**TASK BRIEF**
Restate the records below word for word.

**DATA ROWS**
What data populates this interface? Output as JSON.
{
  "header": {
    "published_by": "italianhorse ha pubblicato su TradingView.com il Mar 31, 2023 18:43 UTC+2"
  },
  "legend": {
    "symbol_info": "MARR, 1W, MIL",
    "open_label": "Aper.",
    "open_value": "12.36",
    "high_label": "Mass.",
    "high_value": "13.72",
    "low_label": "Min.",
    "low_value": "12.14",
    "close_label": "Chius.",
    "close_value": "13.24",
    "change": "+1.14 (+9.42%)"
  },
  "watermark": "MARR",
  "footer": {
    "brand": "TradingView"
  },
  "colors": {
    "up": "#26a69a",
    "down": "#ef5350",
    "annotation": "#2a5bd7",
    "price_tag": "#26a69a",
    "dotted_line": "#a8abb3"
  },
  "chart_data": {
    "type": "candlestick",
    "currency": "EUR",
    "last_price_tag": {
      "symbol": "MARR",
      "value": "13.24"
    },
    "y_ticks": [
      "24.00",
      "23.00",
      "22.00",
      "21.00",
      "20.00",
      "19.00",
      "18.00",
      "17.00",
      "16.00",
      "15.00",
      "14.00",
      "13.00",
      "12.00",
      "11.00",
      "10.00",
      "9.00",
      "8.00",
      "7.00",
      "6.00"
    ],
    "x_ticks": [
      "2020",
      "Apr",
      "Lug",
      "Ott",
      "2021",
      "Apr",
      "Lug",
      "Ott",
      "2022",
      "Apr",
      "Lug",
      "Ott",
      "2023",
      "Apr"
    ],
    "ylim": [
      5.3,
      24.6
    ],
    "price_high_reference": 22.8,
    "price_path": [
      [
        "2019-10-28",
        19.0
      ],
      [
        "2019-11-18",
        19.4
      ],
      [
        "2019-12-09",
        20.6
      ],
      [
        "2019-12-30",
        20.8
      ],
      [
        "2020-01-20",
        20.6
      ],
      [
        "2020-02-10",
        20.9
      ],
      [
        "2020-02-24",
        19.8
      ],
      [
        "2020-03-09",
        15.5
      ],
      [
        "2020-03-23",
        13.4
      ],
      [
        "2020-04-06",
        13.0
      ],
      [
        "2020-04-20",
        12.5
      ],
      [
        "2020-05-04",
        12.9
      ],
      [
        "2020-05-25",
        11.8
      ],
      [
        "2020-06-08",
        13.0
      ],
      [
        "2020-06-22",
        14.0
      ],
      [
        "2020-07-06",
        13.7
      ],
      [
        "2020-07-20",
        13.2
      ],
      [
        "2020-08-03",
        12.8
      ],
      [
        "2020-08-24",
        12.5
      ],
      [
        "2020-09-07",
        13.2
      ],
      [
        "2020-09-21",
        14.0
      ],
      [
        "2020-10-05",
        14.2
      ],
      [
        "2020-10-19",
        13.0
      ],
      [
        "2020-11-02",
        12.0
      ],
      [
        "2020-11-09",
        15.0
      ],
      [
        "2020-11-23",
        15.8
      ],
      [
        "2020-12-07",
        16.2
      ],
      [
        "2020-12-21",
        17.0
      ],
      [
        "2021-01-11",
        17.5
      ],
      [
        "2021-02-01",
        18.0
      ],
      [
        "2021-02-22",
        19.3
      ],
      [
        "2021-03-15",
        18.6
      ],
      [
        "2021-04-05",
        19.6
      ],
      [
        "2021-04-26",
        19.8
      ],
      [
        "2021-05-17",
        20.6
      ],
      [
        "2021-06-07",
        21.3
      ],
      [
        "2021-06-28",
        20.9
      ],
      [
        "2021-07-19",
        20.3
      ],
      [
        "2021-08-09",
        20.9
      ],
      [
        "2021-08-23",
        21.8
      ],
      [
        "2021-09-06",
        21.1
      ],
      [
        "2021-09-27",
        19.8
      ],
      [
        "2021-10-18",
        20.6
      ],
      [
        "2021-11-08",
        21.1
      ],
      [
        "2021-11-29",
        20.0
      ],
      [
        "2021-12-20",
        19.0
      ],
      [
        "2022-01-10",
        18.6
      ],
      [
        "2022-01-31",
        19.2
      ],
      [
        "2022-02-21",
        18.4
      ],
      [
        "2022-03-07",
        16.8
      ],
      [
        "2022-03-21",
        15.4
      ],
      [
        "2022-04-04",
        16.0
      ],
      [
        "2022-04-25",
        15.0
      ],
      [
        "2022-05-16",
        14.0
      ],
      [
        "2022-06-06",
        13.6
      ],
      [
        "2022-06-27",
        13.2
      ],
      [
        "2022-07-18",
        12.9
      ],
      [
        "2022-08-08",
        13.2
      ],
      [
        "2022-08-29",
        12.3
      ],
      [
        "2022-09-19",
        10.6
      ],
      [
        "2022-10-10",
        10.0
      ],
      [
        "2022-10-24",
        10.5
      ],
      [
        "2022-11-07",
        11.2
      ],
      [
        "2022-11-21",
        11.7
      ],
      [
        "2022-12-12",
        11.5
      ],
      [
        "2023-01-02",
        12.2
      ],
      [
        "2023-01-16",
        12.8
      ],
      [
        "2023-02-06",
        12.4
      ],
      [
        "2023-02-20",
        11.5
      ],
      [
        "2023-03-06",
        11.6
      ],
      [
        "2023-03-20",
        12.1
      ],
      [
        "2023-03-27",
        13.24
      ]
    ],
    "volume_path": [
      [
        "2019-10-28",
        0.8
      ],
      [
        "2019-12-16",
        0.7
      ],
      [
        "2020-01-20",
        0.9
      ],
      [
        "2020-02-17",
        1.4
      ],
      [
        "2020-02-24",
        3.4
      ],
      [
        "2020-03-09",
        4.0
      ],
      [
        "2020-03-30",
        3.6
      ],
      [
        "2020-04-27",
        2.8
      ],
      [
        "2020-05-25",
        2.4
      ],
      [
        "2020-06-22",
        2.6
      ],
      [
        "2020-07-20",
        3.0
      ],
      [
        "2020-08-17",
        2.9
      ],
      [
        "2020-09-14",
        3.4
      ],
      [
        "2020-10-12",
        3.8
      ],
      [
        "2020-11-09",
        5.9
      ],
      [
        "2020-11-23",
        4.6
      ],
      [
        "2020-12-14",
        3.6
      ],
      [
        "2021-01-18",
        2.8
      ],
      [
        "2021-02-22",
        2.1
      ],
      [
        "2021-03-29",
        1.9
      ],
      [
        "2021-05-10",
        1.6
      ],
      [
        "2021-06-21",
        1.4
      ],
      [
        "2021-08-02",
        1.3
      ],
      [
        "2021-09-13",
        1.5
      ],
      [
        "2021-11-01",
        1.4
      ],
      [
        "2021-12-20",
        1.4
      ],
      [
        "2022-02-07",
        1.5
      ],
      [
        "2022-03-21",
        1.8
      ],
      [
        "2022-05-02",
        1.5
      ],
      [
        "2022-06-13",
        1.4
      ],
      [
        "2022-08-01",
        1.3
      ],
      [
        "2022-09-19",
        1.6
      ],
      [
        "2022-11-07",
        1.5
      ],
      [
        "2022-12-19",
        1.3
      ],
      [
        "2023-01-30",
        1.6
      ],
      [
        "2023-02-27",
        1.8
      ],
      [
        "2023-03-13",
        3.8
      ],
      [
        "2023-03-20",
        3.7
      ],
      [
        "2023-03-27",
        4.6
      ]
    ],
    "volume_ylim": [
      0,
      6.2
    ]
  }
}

**CORRECT ANSWER**
What data populates this interface? Output as JSON.
{
  "header": {
    "published_by": "italianhorse ha pubblicato su TradingView.com il Mar 31, 2023 18:43 UTC+2"
  },
  "legend": {
    "symbol_info": "MARR, 1W, MIL",
    "open_label": "Aper.",
    "open_value": "12.36",
    "high_label": "Mass.",
    "high_value": "13.72",
    "low_label": "Min.",
    "low_value": "12.14",
    "close_label": "Chius.",
    "close_value": "13.24",
    "change": "+1.14 (+9.42%)"
  },
  "watermark": "MARR",
  "footer": {
    "brand": "TradingView"
  },
  "colors": {
    "up": "#26a69a",
    "down": "#ef5350",
    "annotation": "#2a5bd7",
    "price_tag": "#26a69a",
    "dotted_line": "#a8abb3"
  },
  "chart_data": {
    "type": "candlestick",
    "currency": "EUR",
    "last_price_tag": {
      "symbol": "MARR",
      "value": "13.24"
    },
    "y_ticks": [
      "24.00",
      "23.00",
      "22.00",
      "21.00",
      "20.00",
      "19.00",
      "18.00",
      "17.00",
      "16.00",
      "15.00",
      "14.00",
      "13.00",
      "12.00",
      "11.00",
      "10.00",
      "9.00",
      "8.00",
      "7.00",
      "6.00"
    ],
    "x_ticks": [
      "2020",
      "Apr",
      "Lug",
      "Ott",
      "2021",
      "Apr",
      "Lug",
      "Ott",
      "2022",
      "Apr",
      "Lug",
      "Ott",
      "2023",
      "Apr"
    ],
    "ylim": [
      5.3,
      24.6
    ],
    "price_high_reference": 22.8,
    "price_path": [
      [
        "2019-10-28",
        19.0
      ],
      [
        "2019-11-18",
        19.4
      ],
      [
        "2019-12-09",
        20.6
      ],
      [
        "2019-12-30",
        20.8
      ],
      [
        "2020-01-20",
        20.6
      ],
      [
        "2020-02-10",
        20.9
      ],
      [
        "2020-02-24",
        19.8
      ],
      [
        "2020-03-09",
        15.5
      ],
      [
        "2020-03-23",
        13.4
      ],
      [
        "2020-04-06",
        13.0
      ],
      [
        "2020-04-20",
        12.5
      ],
      [
        "2020-05-04",
        12.9
      ],
      [
        "2020-05-25",
        11.8
      ],
      [
        "2020-06-08",
        13.0
      ],
      [
        "2020-06-22",
        14.0
      ],
      [
        "2020-07-06",
        13.7
      ],
      [
        "2020-07-20",
        13.2
      ],
      [
        "2020-08-03",
        12.8
      ],
      [
        "2020-08-24",
        12.5
      ],
      [
        "2020-09-07",
        13.2
      ],
      [
        "2020-09-21",
        14.0
      ],
      [
        "2020-10-05",
        14.2
      ],
      [
        "2020-10-19",
        13.0
      ],
      [
        "2020-11-02",
        12.0
      ],
      [
        "2020-11-09",
        15.0
      ],
      [
        "2020-11-23",
        15.8
      ],
      [
        "2020-12-07",
        16.2
      ],
      [
        "2020-12-21",
        17.0
      ],
      [
        "2021-01-11",
        17.5
      ],
      [
        "2021-02-01",
        18.0
      ],
      [
        "2021-02-22",
        19.3
      ],
      [
        "2021-03-15",
        18.6
      ],
      [
        "2021-04-05",
        19.6
      ],
      [
        "2021-04-26",
        19.8
      ],
      [
        "2021-05-17",
        20.6
      ],
      [
        "2021-06-07",
        21.3
      ],
      [
        "2021-06-28",
        20.9
      ],
      [
        "2021-07-19",
        20.3
      ],
      [
        "2021-08-09",
        20.9
      ],
      [
        "2021-08-23",
        21.8
      ],
      [
        "2021-09-06",
        21.1
      ],
      [
        "2021-09-27",
        19.8
      ],
      [
        "2021-10-18",
        20.6
      ],
      [
        "2021-11-08",
        21.1
      ],
      [
        "2021-11-29",
        20.0
      ],
      [
        "2021-12-20",
        19.0
      ],
      [
        "2022-01-10",
        18.6
      ],
      [
        "2022-01-31",
        19.2
      ],
      [
        "2022-02-21",
        18.4
      ],
      [
        "2022-03-07",
        16.8
      ],
      [
        "2022-03-21",
        15.4
      ],
      [
        "2022-04-04",
        16.0
      ],
      [
        "2022-04-25",
        15.0
      ],
      [
        "2022-05-16",
        14.0
      ],
      [
        "2022-06-06",
        13.6
      ],
      [
        "2022-06-27",
        13.2
      ],
      [
        "2022-07-18",
        12.9
      ],
      [
        "2022-08-08",
        13.2
      ],
      [
        "2022-08-29",
        12.3
      ],
      [
        "2022-09-19",
        10.6
      ],
      [
        "2022-10-10",
        10.0
      ],
      [
        "2022-10-24",
        10.5
      ],
      [
        "2022-11-07",
        11.2
      ],
      [
        "2022-11-21",
        11.7
      ],
      [
        "2022-12-12",
        11.5
      ],
      [
        "2023-01-02",
        12.2
      ],
      [
        "2023-01-16",
        12.8
      ],
      [
        "2023-02-06",
        12.4
      ],
      [
        "2023-02-20",
        11.5
      ],
      [
        "2023-03-06",
        11.6
      ],
      [
        "2023-03-20",
        12.1
      ],
      [
        "2023-03-27",
        13.24
      ]
    ],
    "volume_path": [
      [
        "2019-10-28",
        0.8
      ],
      [
        "2019-12-16",
        0.7
      ],
      [
        "2020-01-20",
        0.9
      ],
      [
        "2020-02-17",
        1.4
      ],
      [
        "2020-02-24",
        3.4
      ],
      [
        "2020-03-09",
        4.0
      ],
      [
        "2020-03-30",
        3.6
      ],
      [
        "2020-04-27",
        2.8
      ],
      [
        "2020-05-25",
        2.4
      ],
      [
        "2020-06-22",
        2.6
      ],
      [
        "2020-07-20",
        3.0
      ],
      [
        "2020-08-17",
        2.9
      ],
      [
        "2020-09-14",
        3.4
      ],
      [
        "2020-10-12",
        3.8
      ],
      [
        "2020-11-09",
        5.9
      ],
      [
        "2020-11-23",
        4.6
      ],
      [
        "2020-12-14",
        3.6
      ],
      [
        "2021-01-18",
        2.8
      ],
      [
        "2021-02-22",
        2.1
      ],
      [
        "2021-03-29",
        1.9
      ],
      [
        "2021-05-10",
        1.6
      ],
      [
        "2021-06-21",
        1.4
      ],
      [
        "2021-08-02",
        1.3
      ],
      [
        "2021-09-13",
        1.5
      ],
      [
        "2021-11-01",
        1.4
      ],
      [
        "2021-12-20",
        1.4
      ],
      [
        "2022-02-07",
        1.5
      ],
      [
        "2022-03-21",
        1.8
      ],
      [
        "2022-05-02",
        1.5
      ],
      [
        "2022-06-13",
        1.4
      ],
      [
        "2022-08-01",
        1.3
      ],
      [
        "2022-09-19",
        1.6
      ],
      [
        "2022-11-07",
        1.5
      ],
      [
        "2022-12-19",
        1.3
      ],
      [
        "2023-01-30",
        1.6
      ],
      [
        "2023-02-27",
        1.8
      ],
      [
        "2023-03-13",
        3.8
      ],
      [
        "2023-03-20",
        3.7
      ],
      [
        "2023-03-27",
        4.6
      ]
    ],
    "volume_ylim": [
      0,
      6.2
    ]
  }
}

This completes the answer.